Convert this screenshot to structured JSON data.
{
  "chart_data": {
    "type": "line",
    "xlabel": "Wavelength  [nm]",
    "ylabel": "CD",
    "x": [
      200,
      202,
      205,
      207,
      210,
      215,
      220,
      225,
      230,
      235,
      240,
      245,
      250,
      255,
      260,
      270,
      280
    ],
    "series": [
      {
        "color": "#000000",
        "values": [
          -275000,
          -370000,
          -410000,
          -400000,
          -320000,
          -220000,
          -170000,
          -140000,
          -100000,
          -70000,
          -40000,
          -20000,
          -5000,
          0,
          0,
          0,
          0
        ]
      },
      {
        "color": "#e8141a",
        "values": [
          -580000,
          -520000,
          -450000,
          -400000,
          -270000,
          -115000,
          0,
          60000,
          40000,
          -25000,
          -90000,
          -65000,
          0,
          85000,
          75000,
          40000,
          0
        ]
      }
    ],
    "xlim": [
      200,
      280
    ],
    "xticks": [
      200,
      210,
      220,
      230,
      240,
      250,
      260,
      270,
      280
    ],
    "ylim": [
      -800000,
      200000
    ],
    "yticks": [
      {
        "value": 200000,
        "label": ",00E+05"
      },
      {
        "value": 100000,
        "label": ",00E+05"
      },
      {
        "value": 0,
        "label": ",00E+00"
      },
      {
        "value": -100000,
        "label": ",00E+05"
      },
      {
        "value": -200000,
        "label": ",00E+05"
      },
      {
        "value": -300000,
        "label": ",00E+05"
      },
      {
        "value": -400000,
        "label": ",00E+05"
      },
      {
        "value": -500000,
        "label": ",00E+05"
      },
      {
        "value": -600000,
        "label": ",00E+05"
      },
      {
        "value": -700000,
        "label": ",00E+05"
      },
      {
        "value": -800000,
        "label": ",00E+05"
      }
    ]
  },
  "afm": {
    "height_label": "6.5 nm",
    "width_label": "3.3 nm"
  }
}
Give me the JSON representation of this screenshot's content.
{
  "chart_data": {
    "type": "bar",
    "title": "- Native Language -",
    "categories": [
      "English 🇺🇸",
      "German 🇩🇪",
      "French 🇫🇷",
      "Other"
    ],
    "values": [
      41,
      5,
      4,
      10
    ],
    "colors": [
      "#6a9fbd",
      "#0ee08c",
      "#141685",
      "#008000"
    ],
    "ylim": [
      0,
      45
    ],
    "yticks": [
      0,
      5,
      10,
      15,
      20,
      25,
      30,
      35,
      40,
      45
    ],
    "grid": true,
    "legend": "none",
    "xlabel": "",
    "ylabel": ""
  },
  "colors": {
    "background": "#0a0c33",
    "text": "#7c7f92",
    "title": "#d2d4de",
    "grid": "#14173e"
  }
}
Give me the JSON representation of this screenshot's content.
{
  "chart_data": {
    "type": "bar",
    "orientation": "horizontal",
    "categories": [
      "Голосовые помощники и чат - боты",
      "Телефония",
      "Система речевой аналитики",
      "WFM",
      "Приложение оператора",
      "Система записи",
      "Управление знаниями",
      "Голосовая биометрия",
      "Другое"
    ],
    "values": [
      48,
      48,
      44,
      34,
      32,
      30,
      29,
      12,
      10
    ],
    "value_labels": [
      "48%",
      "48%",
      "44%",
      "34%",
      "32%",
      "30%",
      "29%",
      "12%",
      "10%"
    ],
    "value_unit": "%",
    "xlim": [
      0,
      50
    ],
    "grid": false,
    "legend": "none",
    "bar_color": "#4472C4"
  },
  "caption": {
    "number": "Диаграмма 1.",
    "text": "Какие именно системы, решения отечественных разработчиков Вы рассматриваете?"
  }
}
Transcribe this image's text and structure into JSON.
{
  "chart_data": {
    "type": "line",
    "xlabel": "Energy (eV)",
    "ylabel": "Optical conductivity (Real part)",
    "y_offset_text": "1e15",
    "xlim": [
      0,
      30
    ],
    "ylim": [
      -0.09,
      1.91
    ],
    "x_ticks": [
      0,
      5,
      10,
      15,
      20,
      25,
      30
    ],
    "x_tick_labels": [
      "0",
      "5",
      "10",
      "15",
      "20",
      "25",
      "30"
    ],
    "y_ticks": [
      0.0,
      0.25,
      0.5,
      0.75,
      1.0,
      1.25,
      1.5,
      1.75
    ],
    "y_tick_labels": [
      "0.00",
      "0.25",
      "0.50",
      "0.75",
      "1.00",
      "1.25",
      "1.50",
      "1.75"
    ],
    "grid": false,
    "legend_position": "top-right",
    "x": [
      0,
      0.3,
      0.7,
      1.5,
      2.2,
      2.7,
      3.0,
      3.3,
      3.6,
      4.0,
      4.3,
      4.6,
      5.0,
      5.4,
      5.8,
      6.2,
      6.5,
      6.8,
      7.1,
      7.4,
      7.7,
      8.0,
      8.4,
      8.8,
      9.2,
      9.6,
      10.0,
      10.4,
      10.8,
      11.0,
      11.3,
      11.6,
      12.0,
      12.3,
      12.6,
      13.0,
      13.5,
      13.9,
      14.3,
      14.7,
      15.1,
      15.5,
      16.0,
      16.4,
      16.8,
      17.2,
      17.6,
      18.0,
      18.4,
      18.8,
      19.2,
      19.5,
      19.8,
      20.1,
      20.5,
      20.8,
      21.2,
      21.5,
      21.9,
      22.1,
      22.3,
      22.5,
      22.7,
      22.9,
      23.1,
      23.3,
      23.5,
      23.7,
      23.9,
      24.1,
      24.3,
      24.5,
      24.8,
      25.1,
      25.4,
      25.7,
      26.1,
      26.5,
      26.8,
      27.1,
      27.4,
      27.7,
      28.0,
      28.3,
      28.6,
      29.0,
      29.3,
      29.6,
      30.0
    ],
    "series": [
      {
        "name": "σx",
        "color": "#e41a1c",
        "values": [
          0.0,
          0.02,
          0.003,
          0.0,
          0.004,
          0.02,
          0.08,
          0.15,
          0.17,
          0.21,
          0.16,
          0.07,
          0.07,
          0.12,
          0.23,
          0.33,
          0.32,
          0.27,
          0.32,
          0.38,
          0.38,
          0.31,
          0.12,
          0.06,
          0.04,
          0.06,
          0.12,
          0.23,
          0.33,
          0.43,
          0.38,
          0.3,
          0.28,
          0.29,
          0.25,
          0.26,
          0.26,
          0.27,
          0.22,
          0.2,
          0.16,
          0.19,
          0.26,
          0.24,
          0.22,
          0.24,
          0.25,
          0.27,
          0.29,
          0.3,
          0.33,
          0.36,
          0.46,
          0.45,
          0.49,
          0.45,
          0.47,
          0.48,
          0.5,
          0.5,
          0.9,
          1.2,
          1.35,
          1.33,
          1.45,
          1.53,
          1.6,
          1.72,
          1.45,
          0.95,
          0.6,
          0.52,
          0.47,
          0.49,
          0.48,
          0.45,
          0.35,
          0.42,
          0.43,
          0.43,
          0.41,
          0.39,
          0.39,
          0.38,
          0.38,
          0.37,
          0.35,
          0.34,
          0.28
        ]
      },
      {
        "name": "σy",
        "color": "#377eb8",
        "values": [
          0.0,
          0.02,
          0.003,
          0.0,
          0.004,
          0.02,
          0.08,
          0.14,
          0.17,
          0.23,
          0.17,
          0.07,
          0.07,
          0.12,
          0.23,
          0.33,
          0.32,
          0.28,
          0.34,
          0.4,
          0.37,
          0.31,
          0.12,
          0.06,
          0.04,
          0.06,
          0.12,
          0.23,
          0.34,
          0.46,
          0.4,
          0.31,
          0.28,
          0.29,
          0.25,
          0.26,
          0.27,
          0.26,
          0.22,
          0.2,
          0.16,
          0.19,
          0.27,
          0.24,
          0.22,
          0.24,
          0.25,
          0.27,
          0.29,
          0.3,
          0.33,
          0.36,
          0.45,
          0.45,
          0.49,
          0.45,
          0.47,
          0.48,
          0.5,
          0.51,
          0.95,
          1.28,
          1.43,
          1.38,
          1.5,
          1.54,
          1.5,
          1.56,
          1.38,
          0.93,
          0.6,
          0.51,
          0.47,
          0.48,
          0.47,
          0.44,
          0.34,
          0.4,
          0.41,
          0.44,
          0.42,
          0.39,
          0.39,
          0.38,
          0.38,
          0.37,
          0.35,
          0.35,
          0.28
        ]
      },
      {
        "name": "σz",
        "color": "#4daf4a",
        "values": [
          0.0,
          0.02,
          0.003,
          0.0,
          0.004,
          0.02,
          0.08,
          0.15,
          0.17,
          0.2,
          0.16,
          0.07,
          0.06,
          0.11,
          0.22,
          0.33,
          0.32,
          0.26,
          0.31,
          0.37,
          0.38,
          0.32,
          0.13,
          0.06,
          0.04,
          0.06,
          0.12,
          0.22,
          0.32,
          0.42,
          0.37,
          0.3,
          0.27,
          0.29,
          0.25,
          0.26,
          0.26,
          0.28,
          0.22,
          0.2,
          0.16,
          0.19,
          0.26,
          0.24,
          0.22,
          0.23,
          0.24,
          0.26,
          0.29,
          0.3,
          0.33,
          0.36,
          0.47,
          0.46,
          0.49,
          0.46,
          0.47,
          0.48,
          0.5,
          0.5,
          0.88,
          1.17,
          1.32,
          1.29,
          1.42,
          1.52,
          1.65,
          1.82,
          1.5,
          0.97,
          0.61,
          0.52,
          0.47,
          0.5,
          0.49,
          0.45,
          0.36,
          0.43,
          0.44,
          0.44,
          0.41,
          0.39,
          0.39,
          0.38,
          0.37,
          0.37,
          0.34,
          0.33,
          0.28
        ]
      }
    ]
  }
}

__Given instruction__.
Return every line of the preceding records in which the word "xlabel" appears.

__Result of this task__.
    "xlabel": "Wavelength  [nm]",
    "xlabel": "",
    "xlabel": "Energy (eV)",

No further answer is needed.